--- Start ---

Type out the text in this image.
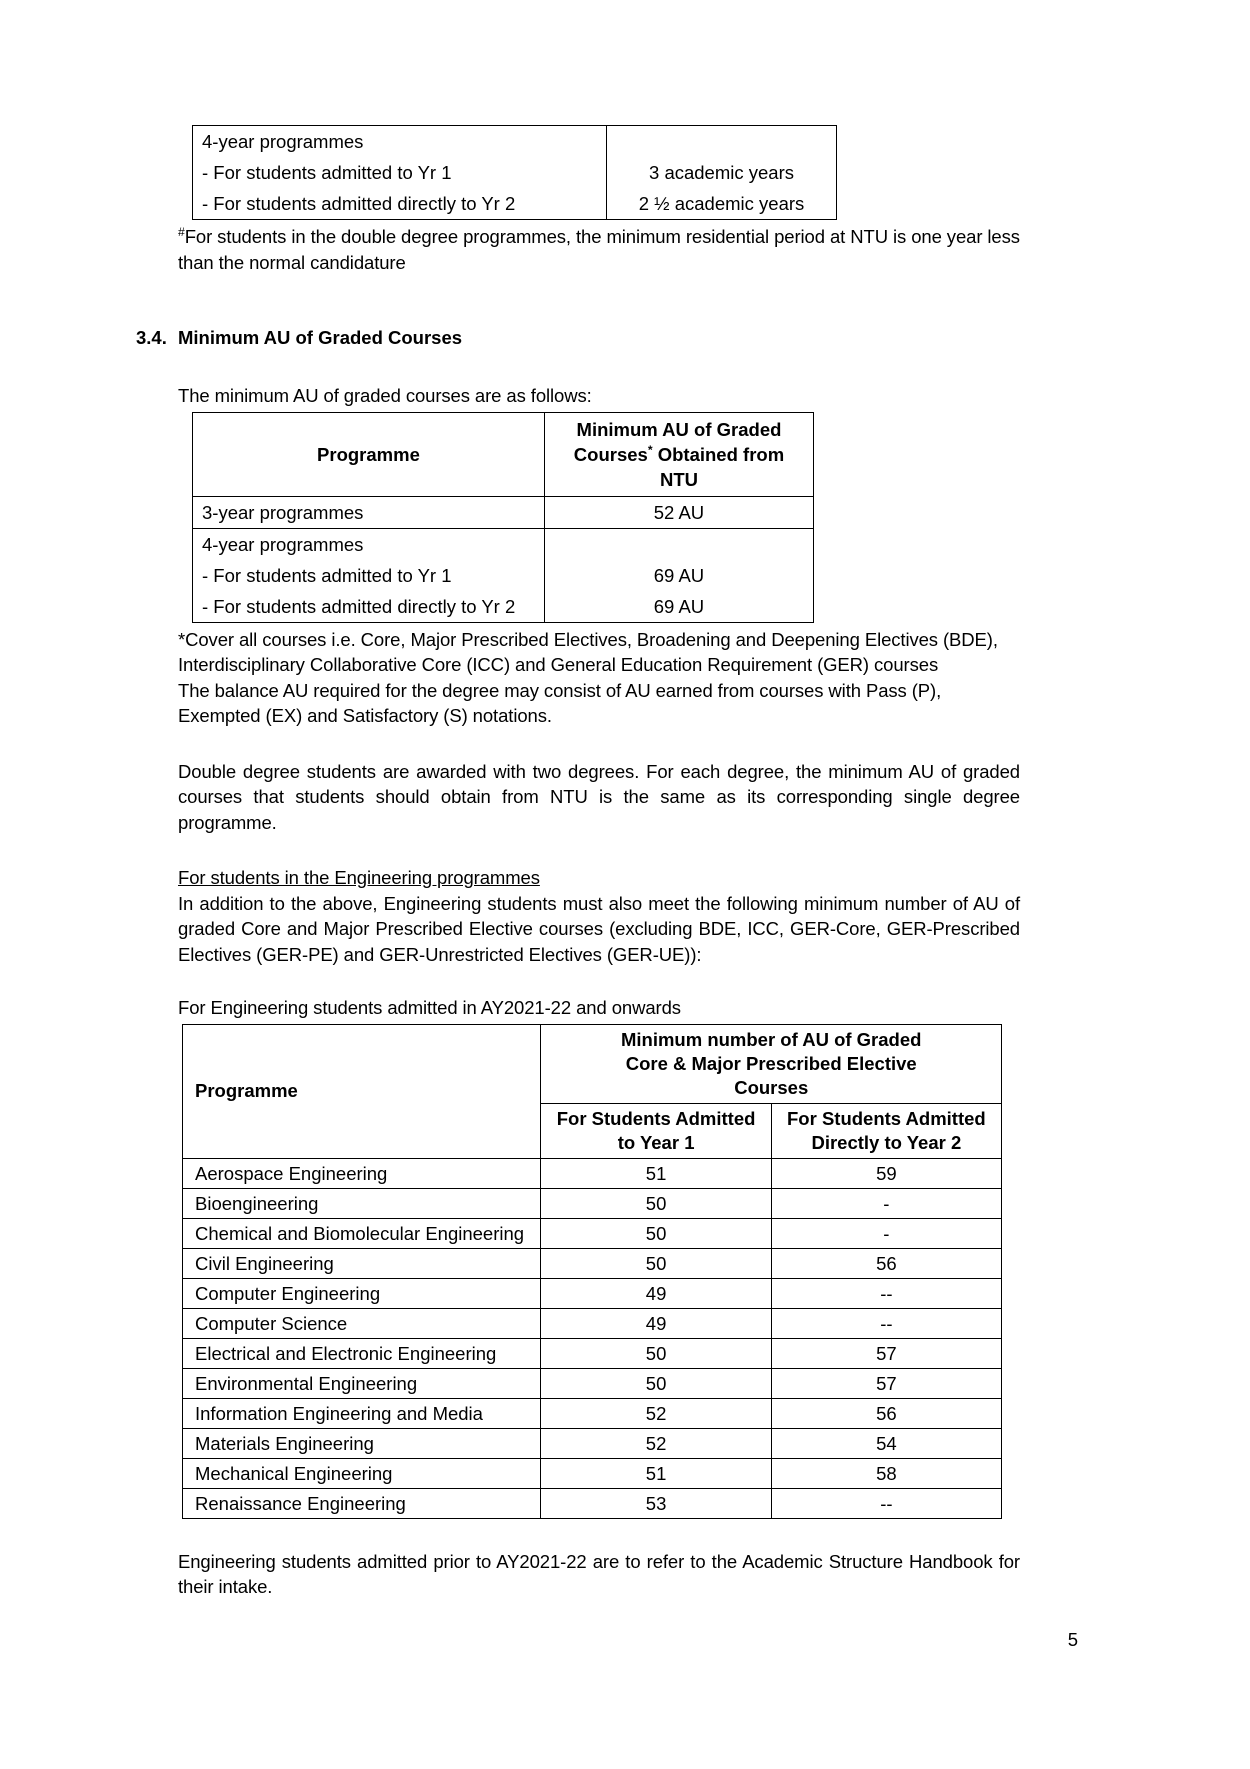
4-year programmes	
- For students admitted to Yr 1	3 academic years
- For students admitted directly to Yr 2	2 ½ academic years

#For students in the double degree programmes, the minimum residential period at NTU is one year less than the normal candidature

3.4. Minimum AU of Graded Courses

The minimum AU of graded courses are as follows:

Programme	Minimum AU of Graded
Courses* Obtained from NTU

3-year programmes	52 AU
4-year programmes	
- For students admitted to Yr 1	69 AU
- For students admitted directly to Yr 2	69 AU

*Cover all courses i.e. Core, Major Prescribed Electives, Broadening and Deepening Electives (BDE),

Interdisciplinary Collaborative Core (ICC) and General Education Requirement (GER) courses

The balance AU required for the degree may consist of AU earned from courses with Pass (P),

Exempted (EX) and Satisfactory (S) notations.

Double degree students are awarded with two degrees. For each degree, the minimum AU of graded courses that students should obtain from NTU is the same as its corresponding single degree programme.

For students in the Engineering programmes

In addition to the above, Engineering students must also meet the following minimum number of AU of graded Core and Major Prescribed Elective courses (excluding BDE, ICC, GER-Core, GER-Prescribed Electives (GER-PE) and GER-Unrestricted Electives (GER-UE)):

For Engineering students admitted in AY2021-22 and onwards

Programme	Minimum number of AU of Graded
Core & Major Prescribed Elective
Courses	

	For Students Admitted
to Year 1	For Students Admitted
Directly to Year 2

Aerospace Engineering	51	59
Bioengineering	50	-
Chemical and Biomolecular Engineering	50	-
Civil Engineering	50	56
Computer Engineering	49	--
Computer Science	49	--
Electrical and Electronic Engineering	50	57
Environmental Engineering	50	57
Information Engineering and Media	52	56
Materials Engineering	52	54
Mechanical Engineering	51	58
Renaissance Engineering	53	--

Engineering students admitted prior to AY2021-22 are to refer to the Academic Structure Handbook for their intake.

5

--- End ---
--- Start ---

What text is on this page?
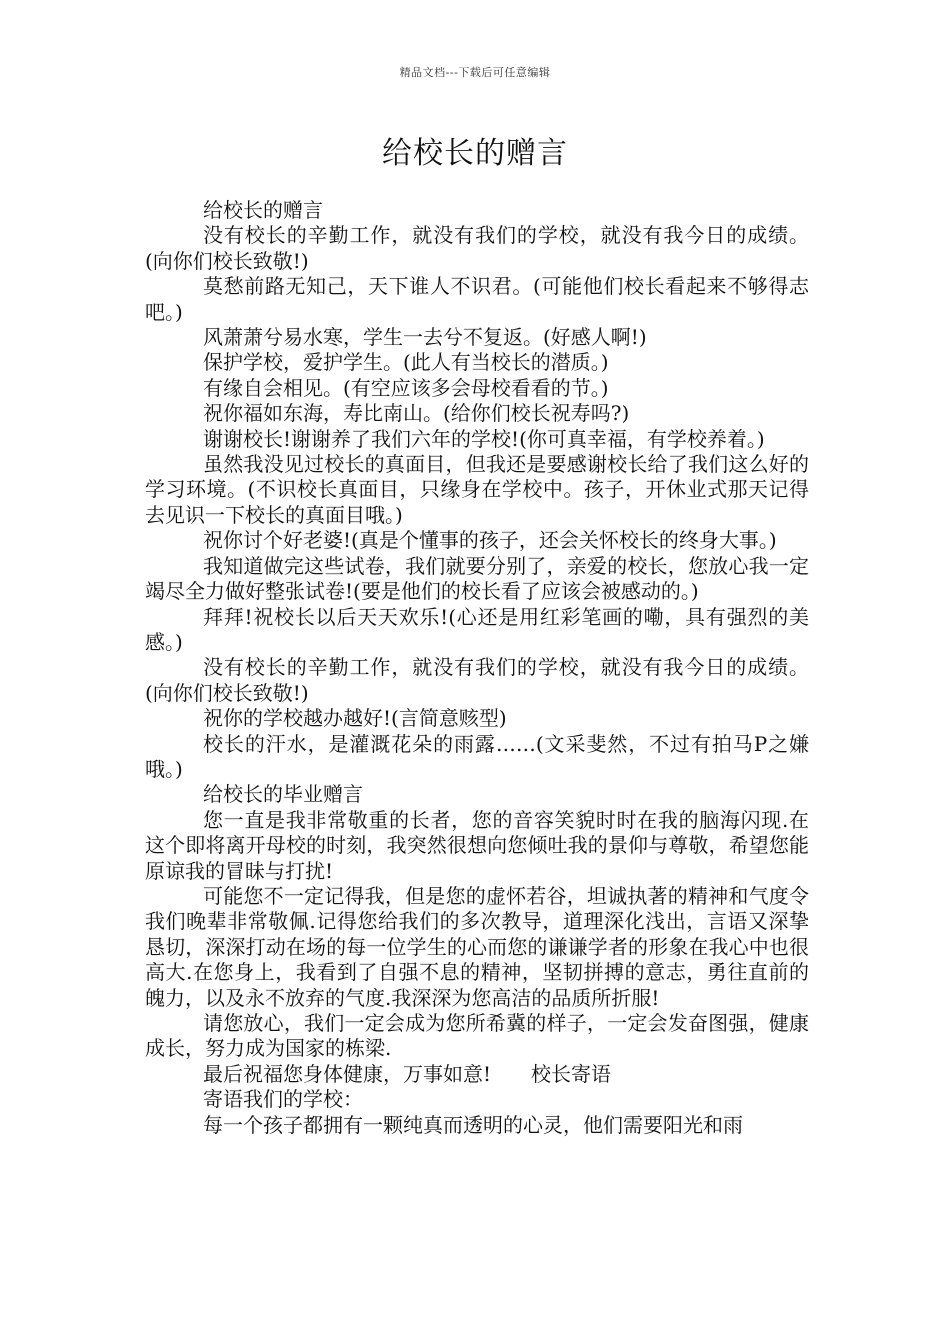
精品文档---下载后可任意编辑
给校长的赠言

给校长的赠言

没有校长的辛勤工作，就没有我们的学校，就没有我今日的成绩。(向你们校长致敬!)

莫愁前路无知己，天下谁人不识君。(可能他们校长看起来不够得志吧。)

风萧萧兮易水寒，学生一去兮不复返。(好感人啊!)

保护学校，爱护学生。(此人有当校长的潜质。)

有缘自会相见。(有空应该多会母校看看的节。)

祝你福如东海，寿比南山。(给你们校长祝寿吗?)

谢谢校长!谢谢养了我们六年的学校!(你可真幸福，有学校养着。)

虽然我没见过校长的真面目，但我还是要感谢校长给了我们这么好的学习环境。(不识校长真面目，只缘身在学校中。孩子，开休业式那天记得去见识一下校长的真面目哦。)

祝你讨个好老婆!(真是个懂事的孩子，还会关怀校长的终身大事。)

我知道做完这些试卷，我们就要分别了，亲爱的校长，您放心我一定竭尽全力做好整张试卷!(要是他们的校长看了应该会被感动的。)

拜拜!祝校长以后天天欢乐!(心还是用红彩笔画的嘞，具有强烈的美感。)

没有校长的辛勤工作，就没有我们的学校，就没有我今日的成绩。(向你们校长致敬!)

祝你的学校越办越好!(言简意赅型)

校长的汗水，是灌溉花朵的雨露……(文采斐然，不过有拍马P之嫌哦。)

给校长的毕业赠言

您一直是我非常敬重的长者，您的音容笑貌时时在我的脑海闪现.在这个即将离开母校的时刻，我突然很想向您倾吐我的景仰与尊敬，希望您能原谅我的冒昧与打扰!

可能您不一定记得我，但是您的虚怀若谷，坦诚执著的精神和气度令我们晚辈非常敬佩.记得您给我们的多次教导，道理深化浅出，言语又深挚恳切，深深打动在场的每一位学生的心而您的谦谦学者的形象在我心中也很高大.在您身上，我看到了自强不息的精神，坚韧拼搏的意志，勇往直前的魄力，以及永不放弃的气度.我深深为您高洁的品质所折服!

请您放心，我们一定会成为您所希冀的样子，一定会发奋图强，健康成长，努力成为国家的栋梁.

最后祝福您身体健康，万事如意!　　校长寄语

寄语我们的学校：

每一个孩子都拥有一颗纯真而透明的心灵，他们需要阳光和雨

--- End ---
--- Start ---

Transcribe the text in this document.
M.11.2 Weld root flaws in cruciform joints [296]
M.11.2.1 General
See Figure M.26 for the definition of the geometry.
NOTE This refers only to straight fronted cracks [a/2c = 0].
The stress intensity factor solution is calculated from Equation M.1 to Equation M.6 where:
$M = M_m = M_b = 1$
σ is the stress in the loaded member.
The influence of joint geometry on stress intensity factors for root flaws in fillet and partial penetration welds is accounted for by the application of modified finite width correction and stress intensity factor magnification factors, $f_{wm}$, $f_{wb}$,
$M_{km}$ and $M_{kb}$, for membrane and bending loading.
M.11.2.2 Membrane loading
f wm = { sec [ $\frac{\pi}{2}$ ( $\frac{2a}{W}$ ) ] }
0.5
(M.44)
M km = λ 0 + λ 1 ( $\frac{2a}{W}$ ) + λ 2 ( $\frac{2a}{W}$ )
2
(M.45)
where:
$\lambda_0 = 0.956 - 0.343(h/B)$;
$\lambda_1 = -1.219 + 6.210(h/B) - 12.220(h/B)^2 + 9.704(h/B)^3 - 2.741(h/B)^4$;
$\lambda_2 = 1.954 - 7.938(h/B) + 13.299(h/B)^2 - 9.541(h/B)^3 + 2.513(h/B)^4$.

--- End ---

Stated goal: Your task is to collect every line above that contains the word "with".

Written answer:
The balance AU required for the degree may consist of AU earned from courses with Pass (P),
Double degree students are awarded with two degrees. For each degree, the minimum AU of graded courses that students should obtain from NTU is the same as its corresponding single degree programme.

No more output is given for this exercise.